== Challenge ==
Scan the material below for the string "xlabel", and copy every line where it shows up.

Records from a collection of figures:
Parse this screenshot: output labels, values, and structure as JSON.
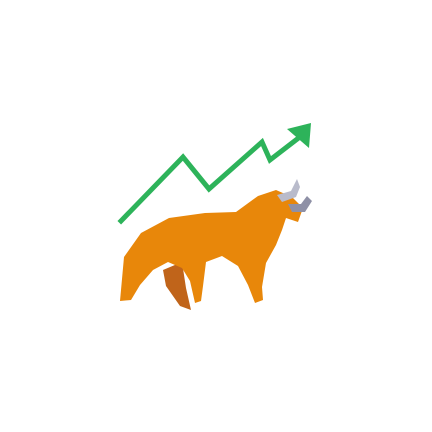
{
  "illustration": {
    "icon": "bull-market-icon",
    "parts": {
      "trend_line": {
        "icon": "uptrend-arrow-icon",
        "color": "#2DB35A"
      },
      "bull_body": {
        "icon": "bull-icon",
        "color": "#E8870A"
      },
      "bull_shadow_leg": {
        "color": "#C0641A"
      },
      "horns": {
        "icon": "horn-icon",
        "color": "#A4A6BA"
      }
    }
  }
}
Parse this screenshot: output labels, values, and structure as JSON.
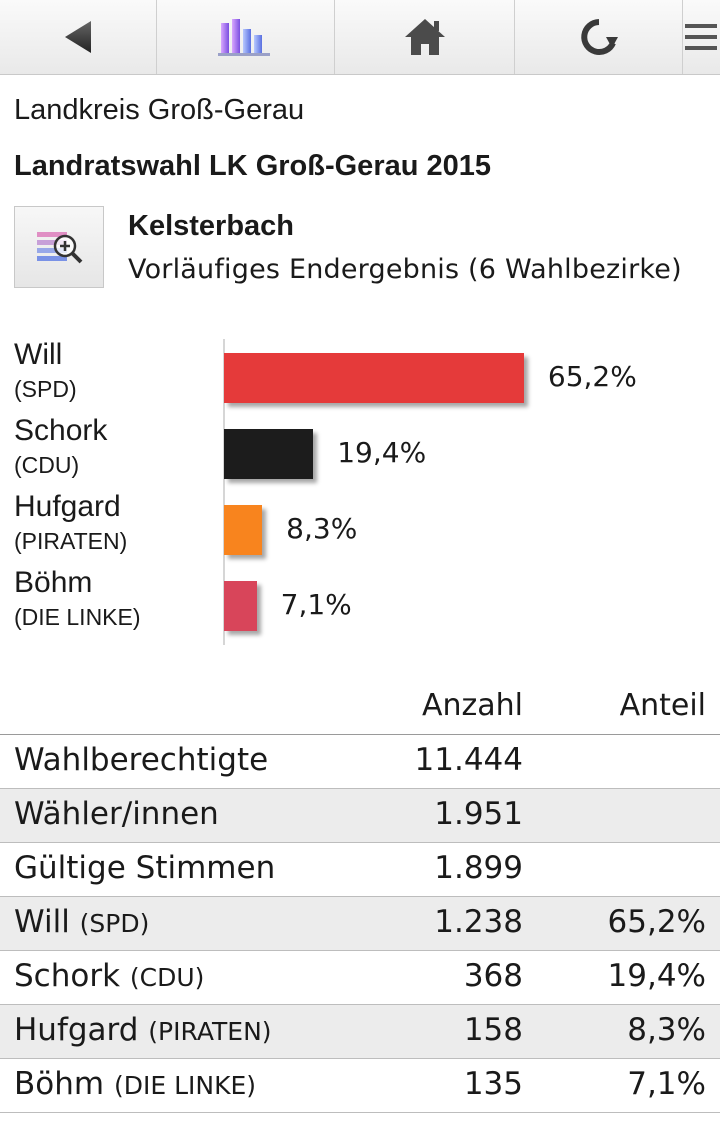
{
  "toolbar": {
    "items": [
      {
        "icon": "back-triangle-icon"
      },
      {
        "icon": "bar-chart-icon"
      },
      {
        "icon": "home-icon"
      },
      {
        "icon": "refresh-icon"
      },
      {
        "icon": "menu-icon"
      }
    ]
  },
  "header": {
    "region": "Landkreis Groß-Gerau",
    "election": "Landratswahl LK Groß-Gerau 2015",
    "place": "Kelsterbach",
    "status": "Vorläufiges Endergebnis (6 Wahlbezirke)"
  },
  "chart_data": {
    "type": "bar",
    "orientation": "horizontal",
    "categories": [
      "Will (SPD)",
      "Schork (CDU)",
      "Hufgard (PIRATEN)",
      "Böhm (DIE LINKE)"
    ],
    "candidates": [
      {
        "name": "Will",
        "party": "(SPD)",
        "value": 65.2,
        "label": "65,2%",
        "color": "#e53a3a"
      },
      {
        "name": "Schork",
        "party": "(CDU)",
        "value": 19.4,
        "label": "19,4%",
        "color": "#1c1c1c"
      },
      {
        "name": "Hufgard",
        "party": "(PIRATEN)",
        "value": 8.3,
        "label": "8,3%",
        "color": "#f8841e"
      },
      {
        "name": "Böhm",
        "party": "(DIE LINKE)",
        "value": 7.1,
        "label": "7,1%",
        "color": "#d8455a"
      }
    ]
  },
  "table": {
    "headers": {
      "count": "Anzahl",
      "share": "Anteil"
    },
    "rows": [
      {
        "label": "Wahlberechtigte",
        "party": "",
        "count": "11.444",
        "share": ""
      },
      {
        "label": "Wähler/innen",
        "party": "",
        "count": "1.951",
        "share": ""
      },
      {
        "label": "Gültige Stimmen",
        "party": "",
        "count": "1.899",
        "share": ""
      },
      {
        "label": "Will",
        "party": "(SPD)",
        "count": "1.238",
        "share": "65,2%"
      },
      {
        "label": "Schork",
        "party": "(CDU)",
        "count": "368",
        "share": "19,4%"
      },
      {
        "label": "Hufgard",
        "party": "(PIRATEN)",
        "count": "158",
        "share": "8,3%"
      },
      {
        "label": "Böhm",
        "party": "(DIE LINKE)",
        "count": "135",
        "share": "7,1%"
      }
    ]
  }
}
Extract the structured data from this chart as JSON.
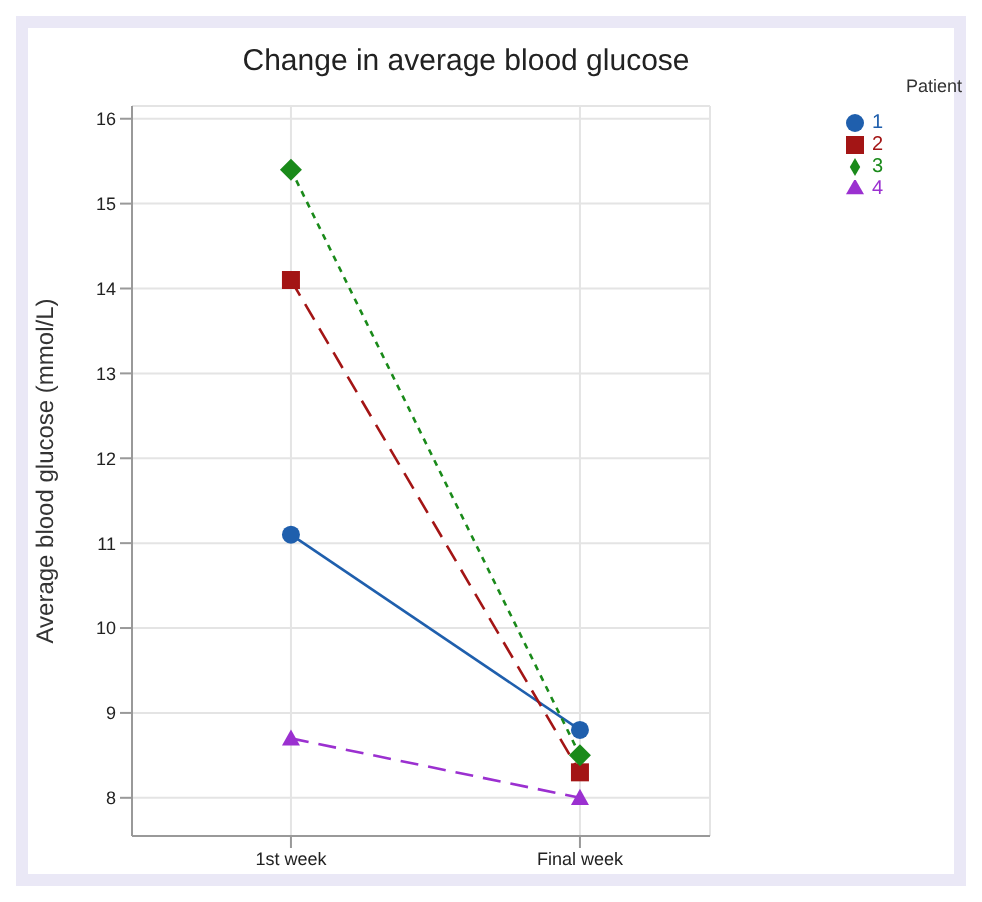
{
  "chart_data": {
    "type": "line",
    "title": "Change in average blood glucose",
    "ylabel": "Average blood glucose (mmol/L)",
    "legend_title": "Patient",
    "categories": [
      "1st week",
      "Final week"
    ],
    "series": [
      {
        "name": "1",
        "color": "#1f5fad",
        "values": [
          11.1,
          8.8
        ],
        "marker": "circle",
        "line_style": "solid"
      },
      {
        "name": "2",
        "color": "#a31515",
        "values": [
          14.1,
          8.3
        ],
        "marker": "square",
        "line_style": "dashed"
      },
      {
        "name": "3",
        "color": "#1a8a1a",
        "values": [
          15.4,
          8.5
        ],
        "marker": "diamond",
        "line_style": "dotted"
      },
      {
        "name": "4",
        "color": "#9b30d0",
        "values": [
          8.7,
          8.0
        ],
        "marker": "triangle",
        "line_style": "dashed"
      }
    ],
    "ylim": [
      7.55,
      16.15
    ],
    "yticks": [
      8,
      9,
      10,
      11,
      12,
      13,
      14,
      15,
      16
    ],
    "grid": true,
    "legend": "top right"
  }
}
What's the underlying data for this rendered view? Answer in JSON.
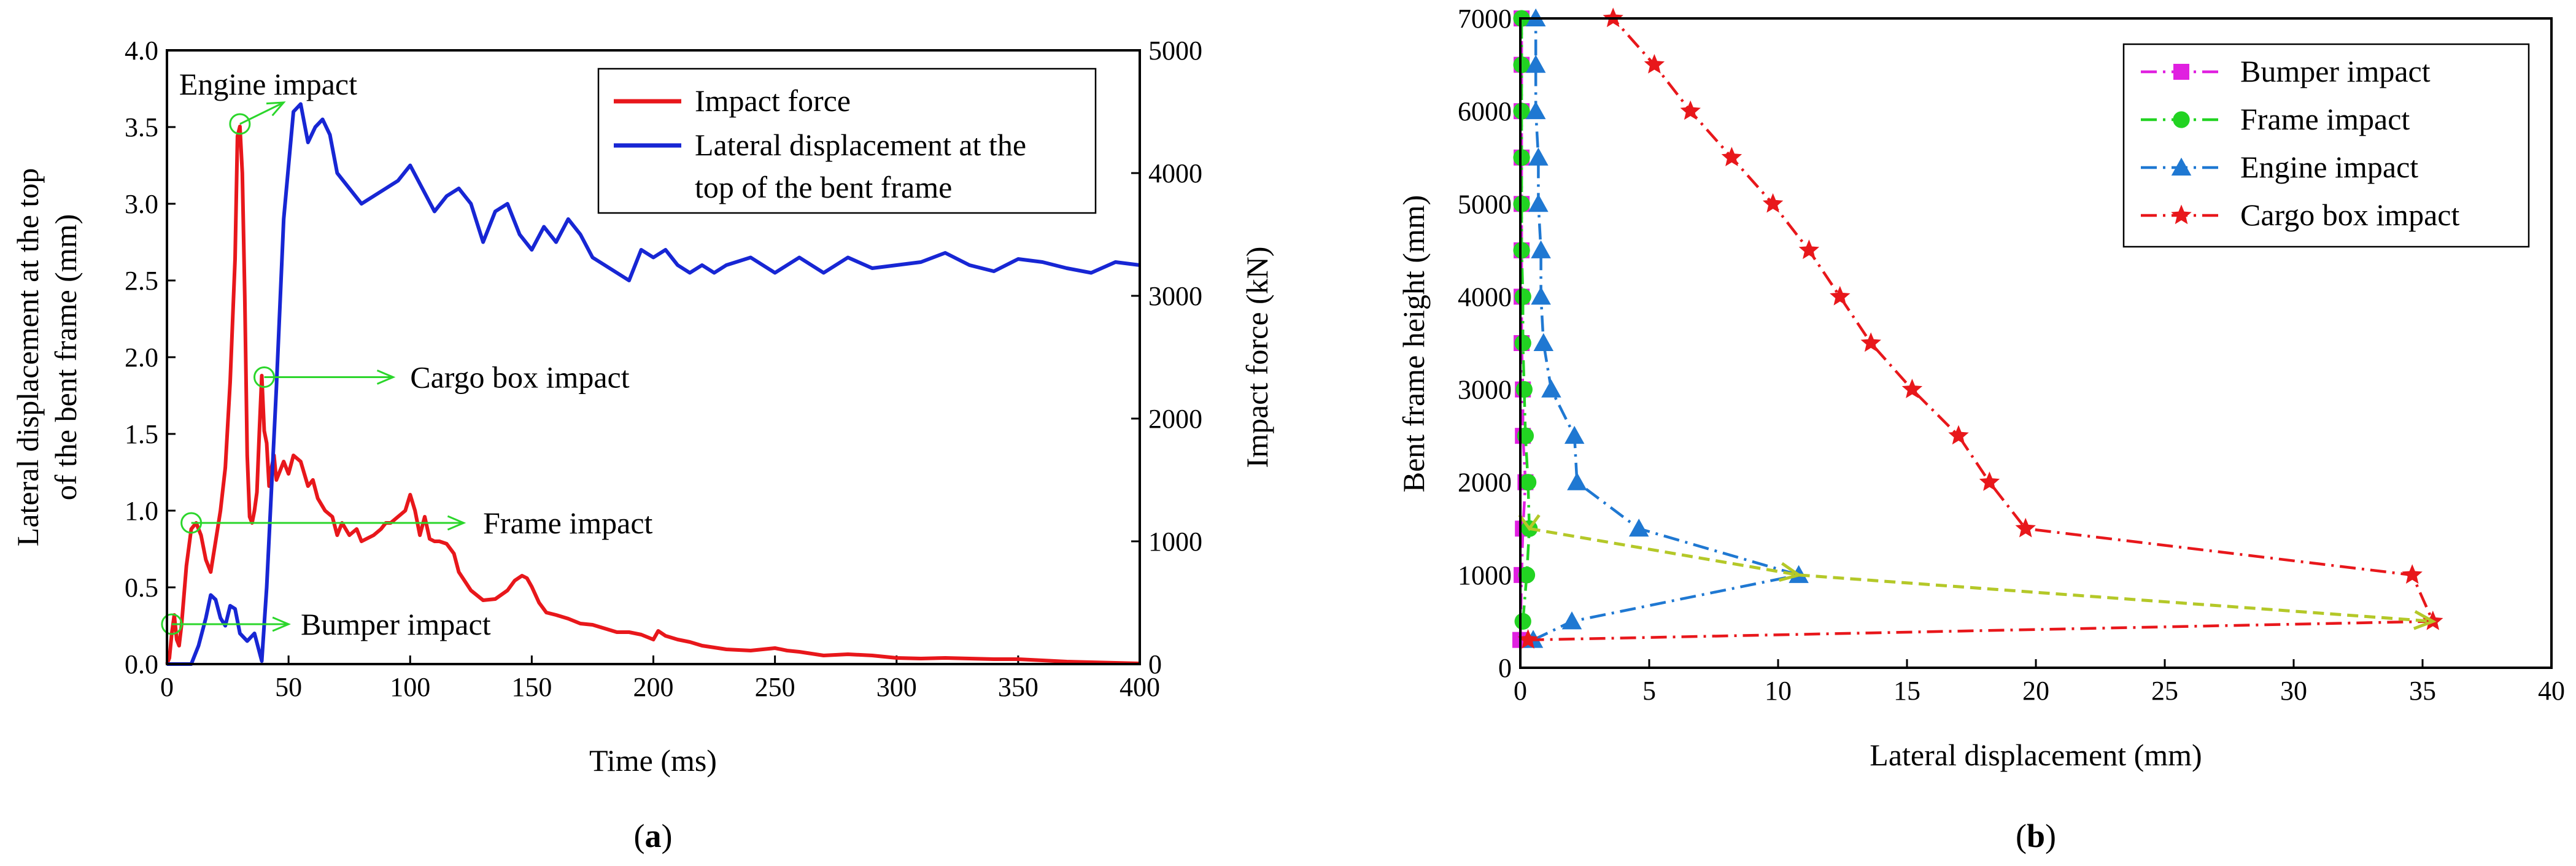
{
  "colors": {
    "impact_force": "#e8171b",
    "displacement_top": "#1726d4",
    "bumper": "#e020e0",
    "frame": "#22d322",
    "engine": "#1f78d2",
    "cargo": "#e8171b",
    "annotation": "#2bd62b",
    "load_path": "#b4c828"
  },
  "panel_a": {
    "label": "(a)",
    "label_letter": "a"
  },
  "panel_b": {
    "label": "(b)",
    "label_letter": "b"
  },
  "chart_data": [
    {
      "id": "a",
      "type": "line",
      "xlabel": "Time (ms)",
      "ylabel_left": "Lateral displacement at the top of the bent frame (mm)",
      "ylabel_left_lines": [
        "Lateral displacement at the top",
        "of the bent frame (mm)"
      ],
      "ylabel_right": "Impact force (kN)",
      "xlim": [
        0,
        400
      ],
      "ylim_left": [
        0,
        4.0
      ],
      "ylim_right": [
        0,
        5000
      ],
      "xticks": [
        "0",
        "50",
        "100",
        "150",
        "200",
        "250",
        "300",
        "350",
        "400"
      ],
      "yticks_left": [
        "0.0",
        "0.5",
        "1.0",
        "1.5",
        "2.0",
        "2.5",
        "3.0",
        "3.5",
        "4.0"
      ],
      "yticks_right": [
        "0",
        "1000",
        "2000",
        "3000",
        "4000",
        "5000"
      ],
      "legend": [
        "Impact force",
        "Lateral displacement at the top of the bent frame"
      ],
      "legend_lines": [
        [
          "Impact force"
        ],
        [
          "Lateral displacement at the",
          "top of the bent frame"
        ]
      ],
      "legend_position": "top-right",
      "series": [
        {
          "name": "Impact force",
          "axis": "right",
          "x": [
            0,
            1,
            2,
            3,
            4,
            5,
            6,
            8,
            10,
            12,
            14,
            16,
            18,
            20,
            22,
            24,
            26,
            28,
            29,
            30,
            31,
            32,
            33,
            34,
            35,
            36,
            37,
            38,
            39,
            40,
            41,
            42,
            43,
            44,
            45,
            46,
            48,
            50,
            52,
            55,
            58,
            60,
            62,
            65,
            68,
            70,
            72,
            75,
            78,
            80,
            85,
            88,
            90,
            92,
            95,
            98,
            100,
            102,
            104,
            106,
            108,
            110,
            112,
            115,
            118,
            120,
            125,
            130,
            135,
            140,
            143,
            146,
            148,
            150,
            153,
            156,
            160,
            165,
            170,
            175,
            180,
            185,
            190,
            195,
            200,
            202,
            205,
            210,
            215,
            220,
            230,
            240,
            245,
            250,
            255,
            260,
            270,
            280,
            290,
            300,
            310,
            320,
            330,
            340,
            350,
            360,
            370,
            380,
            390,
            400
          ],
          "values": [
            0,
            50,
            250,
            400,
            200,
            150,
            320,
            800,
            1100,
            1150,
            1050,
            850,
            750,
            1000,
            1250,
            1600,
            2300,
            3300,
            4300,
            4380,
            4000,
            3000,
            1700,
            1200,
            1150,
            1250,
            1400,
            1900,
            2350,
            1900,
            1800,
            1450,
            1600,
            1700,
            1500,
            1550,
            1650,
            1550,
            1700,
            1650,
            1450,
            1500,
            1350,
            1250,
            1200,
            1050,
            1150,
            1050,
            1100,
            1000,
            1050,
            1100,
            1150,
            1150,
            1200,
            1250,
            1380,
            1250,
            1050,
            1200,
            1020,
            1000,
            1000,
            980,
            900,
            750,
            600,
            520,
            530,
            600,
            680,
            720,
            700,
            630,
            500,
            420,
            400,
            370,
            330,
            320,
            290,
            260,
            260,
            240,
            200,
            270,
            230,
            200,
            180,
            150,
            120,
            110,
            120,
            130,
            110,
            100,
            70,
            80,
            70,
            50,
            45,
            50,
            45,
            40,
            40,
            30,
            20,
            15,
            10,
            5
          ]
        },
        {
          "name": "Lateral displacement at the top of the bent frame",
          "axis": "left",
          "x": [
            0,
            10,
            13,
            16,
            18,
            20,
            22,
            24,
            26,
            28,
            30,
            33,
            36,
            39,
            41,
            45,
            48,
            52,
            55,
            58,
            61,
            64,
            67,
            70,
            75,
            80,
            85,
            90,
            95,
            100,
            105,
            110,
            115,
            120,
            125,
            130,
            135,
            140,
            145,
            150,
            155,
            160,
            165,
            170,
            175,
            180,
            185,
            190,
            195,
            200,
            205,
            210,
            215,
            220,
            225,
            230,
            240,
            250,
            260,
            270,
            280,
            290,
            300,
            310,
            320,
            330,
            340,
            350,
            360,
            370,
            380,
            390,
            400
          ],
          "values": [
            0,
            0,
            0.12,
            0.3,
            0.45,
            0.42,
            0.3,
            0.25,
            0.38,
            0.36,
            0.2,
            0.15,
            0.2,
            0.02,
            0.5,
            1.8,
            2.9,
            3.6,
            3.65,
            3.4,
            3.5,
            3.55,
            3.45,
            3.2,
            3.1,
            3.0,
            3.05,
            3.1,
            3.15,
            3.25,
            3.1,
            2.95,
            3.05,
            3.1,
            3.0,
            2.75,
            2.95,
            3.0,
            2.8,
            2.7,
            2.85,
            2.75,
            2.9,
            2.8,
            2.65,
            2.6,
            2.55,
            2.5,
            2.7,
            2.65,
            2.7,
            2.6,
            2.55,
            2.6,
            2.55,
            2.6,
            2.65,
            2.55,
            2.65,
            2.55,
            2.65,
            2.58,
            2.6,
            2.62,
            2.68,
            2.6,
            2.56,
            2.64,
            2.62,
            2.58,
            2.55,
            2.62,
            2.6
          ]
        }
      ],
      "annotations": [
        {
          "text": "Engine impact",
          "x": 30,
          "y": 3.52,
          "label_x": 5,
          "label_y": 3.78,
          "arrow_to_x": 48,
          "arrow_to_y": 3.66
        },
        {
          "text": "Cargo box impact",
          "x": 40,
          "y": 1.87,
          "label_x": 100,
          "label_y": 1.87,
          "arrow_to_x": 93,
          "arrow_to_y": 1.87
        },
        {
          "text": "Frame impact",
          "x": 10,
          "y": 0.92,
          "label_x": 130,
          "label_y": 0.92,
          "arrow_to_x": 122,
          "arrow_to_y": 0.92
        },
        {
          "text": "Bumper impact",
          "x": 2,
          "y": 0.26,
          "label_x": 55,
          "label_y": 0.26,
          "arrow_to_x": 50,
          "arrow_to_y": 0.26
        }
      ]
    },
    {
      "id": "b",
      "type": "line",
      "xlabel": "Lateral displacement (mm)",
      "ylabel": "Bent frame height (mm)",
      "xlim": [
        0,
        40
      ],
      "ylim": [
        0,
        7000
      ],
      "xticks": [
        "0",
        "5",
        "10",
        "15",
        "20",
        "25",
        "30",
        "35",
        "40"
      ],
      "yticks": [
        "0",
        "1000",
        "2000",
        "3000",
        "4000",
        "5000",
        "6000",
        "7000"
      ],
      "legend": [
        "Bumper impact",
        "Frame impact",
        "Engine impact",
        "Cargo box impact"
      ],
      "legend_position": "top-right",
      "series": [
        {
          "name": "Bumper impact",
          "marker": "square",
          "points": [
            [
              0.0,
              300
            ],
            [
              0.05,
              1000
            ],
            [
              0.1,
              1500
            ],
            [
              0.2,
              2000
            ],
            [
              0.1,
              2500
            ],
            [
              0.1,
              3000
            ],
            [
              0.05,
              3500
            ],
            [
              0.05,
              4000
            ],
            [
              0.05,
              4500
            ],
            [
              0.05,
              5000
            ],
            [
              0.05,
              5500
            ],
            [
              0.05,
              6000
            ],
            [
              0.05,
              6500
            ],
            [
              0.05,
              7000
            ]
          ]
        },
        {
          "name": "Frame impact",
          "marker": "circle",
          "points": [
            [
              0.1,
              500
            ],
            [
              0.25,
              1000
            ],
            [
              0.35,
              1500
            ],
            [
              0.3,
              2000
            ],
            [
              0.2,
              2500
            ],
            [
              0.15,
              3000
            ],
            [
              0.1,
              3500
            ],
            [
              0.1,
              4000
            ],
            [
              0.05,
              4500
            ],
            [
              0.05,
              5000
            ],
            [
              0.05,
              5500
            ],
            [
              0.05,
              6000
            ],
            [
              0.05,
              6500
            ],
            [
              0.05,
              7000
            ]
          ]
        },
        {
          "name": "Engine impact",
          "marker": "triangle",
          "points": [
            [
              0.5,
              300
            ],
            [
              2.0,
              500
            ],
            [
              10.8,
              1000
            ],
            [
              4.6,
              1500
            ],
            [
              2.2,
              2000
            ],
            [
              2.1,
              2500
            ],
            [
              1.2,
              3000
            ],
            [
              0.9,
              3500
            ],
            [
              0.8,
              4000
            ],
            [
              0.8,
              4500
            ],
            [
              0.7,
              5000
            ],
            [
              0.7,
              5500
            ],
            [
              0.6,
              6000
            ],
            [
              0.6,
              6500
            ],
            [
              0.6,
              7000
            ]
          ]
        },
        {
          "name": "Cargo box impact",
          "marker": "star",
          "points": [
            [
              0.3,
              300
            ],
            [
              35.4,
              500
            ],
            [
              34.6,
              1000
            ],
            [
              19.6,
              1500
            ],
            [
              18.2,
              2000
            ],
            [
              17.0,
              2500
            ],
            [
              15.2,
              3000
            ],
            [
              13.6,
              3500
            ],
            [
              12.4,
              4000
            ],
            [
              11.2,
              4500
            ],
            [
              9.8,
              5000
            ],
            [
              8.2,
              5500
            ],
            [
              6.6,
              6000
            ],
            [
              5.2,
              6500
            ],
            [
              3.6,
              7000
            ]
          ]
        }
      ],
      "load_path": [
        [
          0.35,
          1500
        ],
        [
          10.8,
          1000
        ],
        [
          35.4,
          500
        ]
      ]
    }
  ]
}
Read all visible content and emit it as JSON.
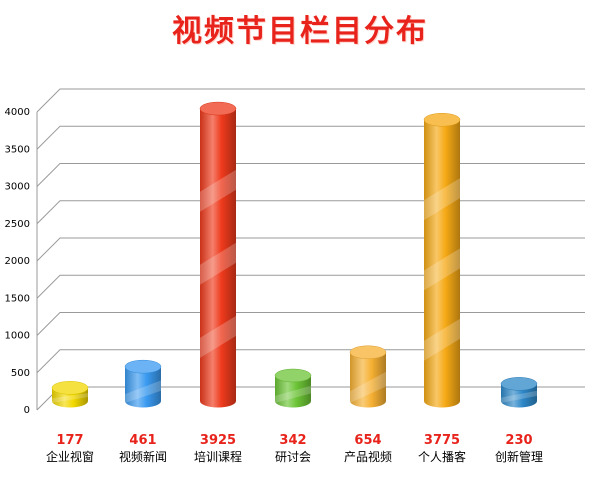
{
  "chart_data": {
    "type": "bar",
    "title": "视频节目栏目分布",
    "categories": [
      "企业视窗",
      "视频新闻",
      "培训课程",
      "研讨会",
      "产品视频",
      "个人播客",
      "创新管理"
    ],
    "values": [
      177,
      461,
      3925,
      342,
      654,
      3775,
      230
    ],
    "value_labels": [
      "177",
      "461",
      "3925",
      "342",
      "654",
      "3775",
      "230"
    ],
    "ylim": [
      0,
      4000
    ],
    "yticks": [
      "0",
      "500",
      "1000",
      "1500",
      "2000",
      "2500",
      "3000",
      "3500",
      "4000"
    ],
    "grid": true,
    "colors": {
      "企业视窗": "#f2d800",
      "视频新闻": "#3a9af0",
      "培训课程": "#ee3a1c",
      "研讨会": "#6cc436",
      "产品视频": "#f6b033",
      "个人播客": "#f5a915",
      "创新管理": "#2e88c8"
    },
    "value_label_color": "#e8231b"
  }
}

== Task result ==
      "xlabel": "Time (ms)",
      "xlabel": "Lateral displacement (mm)",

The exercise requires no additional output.